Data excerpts
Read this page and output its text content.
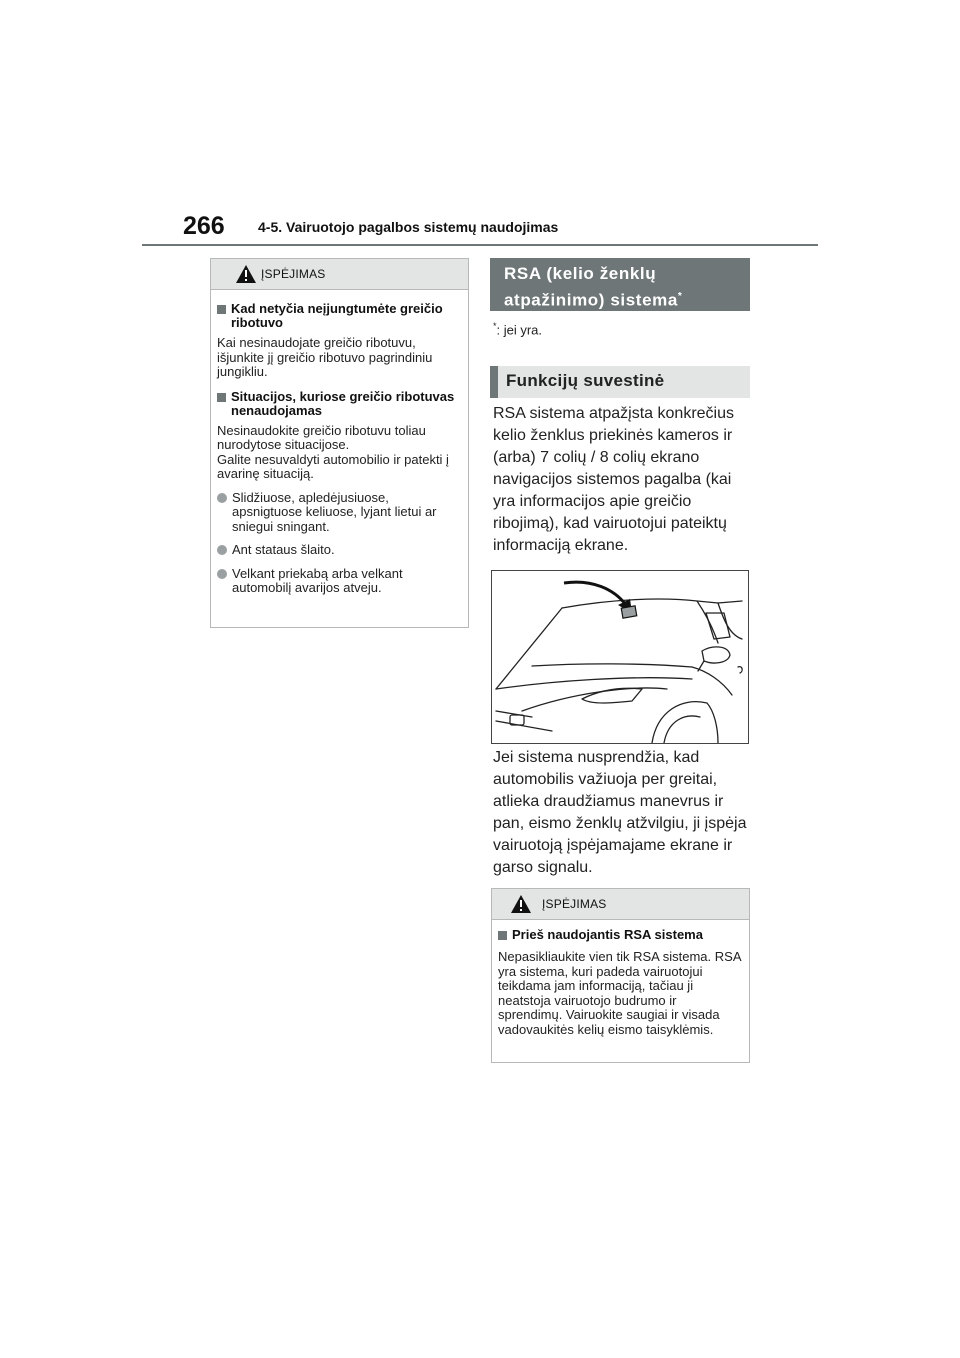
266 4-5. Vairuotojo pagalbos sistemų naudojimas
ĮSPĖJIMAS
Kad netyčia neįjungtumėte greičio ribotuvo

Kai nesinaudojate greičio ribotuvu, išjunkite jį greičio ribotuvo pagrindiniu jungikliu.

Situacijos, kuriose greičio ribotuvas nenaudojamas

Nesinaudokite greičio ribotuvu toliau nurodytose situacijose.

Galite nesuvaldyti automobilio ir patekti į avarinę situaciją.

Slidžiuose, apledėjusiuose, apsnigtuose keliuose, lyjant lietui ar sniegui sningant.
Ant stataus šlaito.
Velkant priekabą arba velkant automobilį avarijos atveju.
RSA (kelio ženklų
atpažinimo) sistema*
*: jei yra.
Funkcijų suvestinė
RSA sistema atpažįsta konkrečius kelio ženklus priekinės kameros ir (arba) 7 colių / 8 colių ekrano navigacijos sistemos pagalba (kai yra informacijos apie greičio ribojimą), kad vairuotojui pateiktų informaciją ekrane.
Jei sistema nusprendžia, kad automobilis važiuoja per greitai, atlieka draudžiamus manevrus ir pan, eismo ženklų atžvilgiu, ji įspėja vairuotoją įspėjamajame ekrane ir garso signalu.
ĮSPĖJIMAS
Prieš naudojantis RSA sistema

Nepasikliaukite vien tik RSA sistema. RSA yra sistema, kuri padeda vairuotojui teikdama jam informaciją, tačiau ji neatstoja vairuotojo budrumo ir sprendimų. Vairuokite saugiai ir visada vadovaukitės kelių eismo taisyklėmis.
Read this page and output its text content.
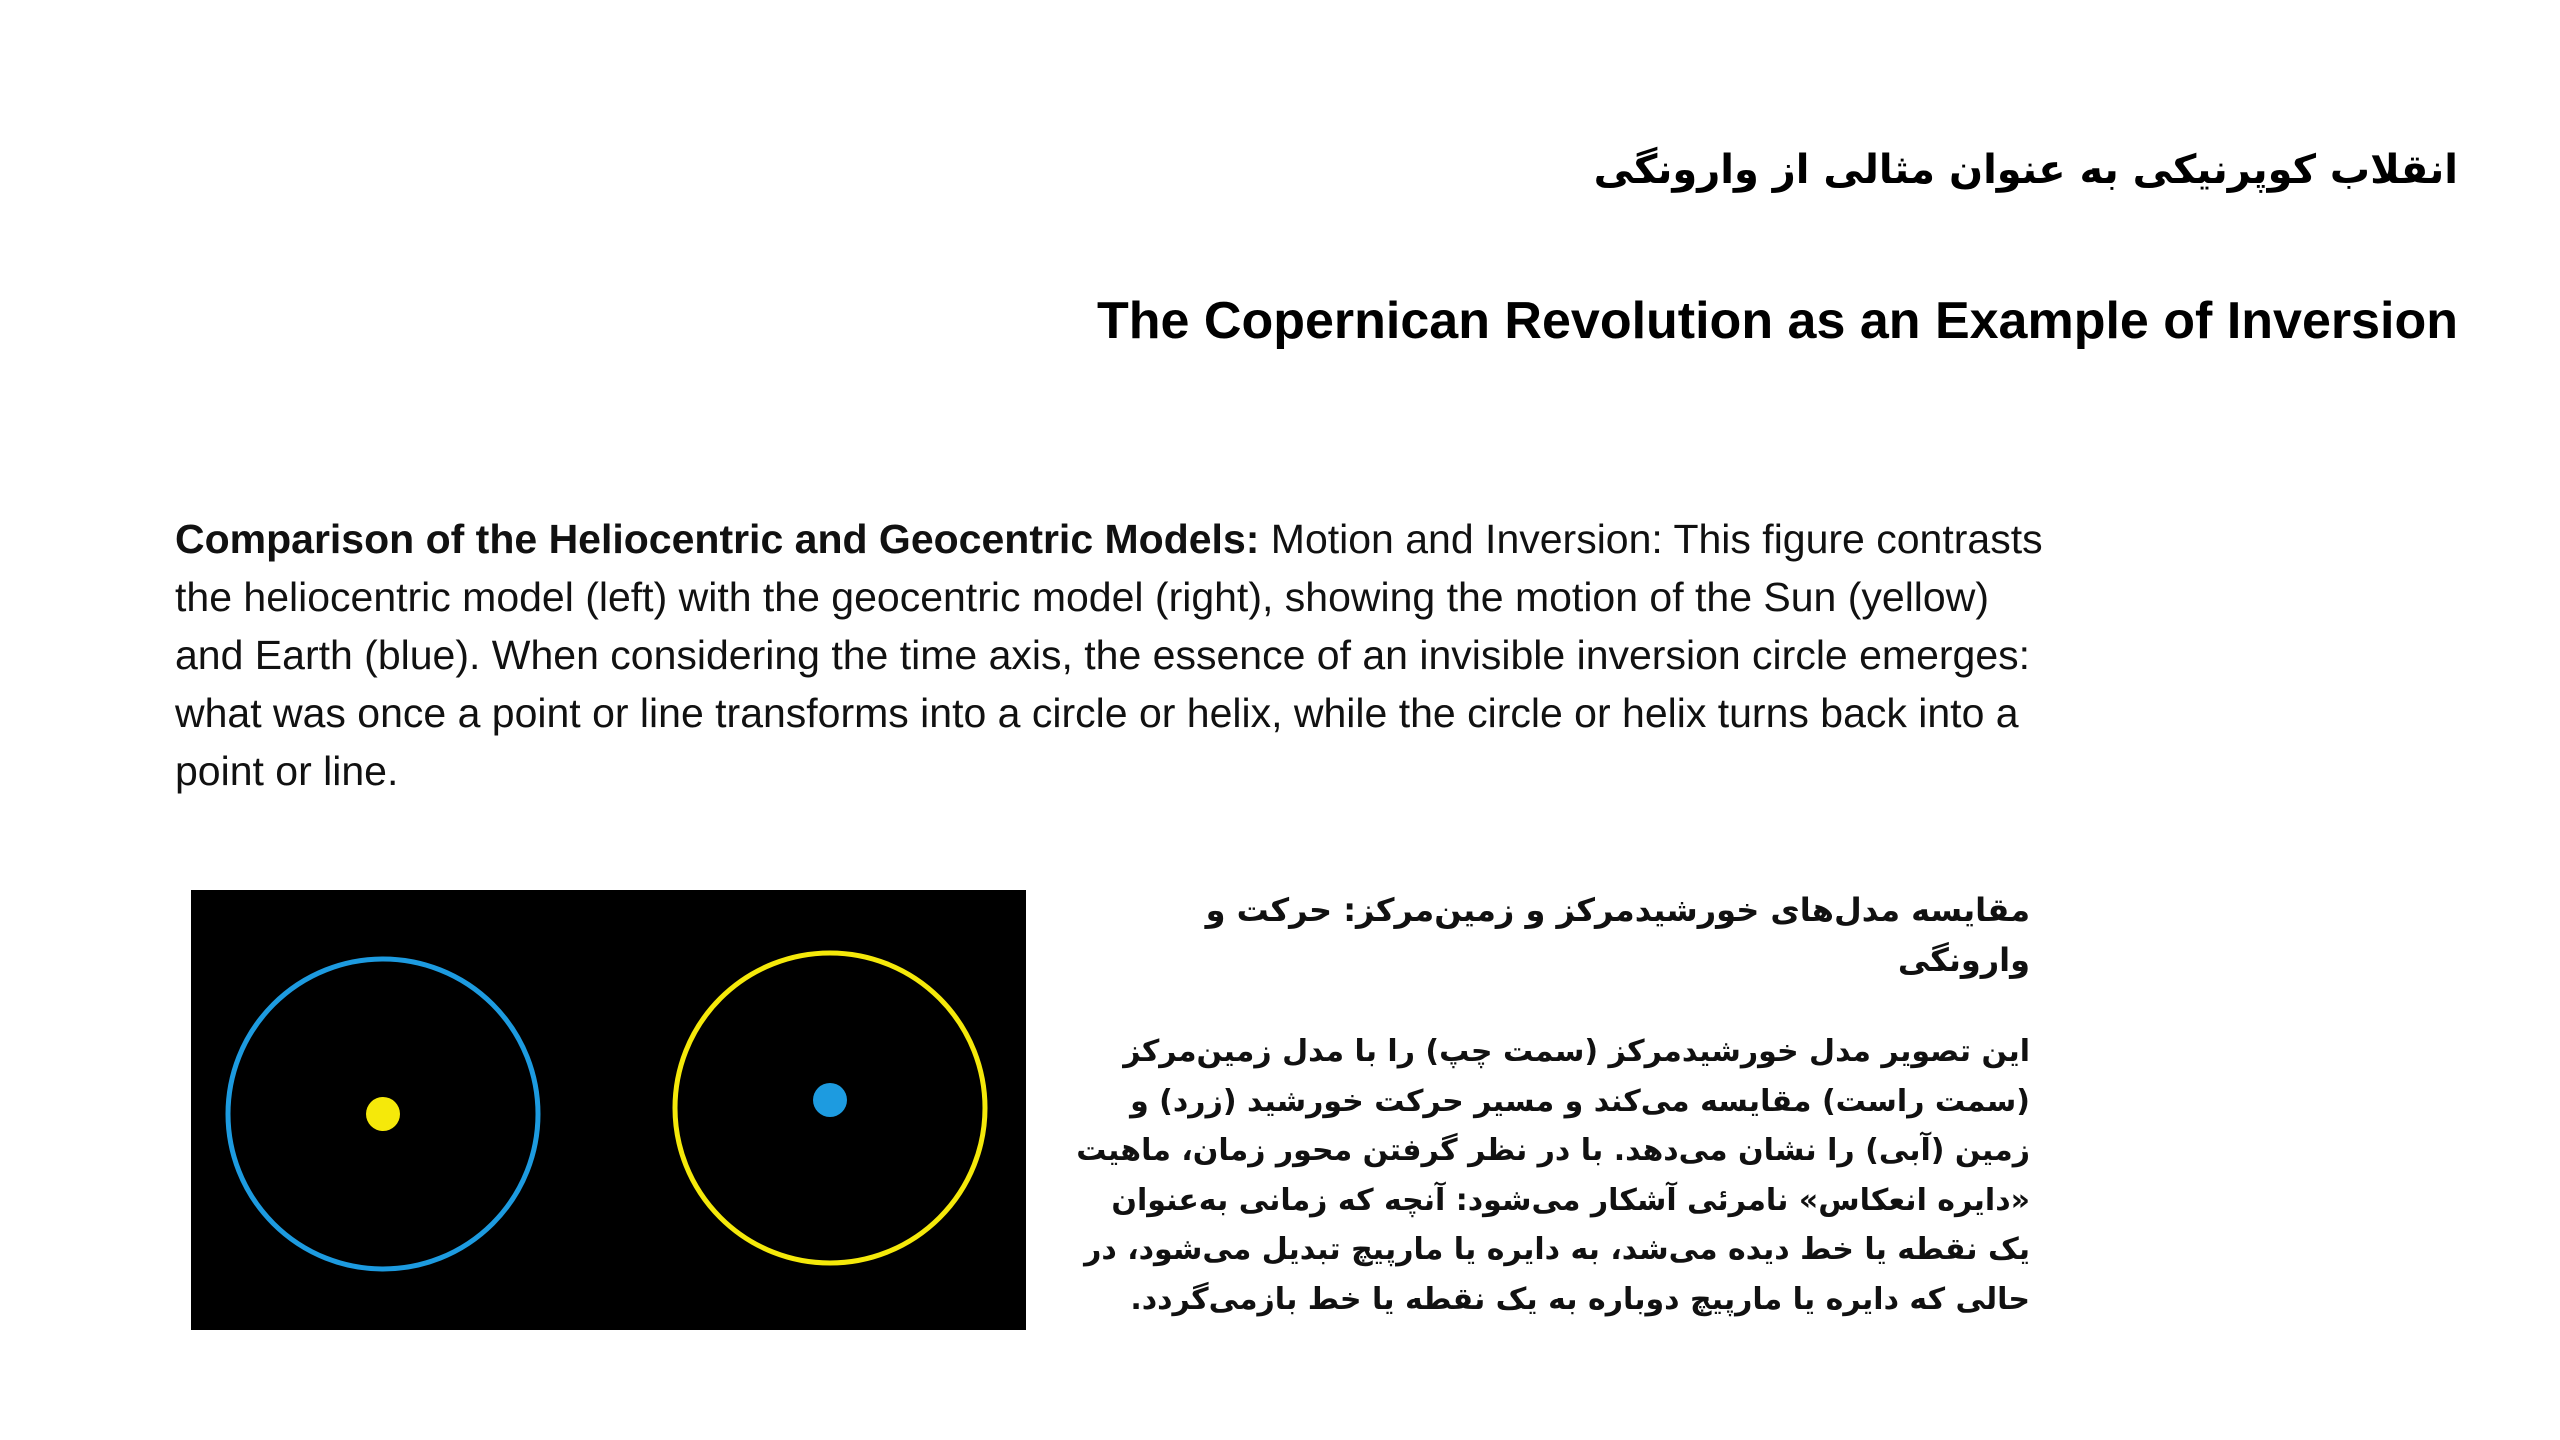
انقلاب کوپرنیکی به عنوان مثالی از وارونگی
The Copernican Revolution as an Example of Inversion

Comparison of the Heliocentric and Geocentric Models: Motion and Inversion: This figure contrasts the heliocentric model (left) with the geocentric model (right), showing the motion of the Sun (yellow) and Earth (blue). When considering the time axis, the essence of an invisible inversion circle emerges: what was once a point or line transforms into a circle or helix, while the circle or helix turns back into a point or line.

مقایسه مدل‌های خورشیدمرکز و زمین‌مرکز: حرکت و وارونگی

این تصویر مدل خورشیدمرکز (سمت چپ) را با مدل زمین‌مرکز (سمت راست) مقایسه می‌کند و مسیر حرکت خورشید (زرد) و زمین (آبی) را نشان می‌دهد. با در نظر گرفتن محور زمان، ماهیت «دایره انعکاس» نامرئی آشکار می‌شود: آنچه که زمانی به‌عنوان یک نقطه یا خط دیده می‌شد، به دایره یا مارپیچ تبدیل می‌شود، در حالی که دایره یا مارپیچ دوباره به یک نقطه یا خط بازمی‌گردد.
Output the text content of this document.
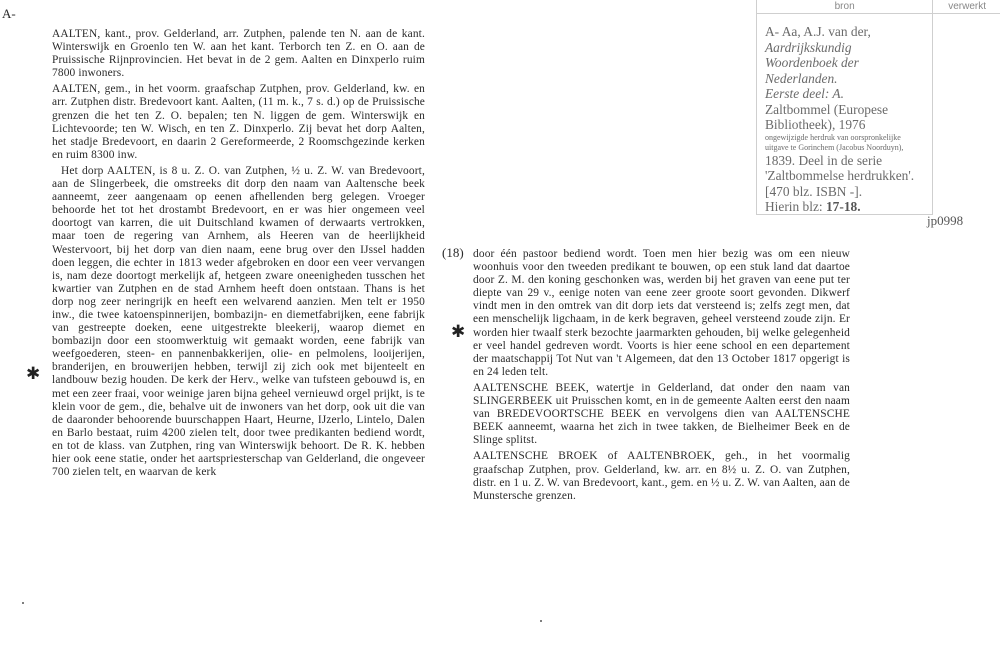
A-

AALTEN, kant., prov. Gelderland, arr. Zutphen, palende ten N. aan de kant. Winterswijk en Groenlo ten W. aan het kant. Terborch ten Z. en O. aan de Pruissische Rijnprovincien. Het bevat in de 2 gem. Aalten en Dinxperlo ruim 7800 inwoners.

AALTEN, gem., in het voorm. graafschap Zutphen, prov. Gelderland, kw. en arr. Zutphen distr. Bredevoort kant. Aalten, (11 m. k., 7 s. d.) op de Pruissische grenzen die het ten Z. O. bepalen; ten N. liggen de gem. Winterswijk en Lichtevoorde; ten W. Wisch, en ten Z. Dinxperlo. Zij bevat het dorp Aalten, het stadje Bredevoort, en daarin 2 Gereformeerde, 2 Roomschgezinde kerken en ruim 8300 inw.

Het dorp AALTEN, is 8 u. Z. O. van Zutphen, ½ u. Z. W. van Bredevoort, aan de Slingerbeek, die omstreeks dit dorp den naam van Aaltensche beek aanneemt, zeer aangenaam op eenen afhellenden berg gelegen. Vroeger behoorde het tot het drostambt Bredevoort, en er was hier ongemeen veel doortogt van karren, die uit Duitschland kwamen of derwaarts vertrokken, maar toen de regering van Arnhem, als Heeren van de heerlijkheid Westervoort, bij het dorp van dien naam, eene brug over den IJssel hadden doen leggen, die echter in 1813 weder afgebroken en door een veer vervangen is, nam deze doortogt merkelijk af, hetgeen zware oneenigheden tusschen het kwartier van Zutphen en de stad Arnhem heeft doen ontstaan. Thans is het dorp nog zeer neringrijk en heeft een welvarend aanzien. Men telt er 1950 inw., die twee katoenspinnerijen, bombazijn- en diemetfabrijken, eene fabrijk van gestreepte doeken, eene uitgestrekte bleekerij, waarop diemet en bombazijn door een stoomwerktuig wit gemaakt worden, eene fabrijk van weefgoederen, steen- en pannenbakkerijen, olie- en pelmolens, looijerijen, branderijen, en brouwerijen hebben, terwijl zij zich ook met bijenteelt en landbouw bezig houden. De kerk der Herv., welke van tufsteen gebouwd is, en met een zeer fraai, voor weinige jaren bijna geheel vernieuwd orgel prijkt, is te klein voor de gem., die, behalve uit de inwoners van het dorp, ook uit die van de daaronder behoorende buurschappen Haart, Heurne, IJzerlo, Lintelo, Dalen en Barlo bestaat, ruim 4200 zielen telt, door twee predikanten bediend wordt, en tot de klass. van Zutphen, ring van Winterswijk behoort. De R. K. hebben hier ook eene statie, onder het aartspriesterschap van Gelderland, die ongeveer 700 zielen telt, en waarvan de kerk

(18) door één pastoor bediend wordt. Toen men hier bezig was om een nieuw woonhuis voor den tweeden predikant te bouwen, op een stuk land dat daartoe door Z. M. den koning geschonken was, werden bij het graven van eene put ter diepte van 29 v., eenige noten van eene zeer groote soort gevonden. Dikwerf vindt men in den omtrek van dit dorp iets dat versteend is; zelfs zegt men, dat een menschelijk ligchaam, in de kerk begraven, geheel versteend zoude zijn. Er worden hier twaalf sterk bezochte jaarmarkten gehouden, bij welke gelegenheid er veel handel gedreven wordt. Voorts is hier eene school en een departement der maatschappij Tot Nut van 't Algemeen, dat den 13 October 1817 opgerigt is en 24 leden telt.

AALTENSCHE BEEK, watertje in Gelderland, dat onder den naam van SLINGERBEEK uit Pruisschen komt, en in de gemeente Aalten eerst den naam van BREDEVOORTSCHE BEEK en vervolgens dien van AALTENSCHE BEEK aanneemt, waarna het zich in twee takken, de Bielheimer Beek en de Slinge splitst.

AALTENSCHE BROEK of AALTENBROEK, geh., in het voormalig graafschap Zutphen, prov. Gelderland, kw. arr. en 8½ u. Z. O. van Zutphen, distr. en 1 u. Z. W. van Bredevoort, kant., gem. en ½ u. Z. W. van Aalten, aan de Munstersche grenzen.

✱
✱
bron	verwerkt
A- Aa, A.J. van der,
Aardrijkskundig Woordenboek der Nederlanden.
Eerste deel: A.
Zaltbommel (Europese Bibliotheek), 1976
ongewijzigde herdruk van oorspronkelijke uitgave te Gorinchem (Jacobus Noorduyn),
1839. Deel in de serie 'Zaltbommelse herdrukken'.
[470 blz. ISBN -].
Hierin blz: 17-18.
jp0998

TO BE DONE: Tally the lines of the data that hold the string "sistema". Answer with the number and nothing more.

COMPLETED EXERCISE: 5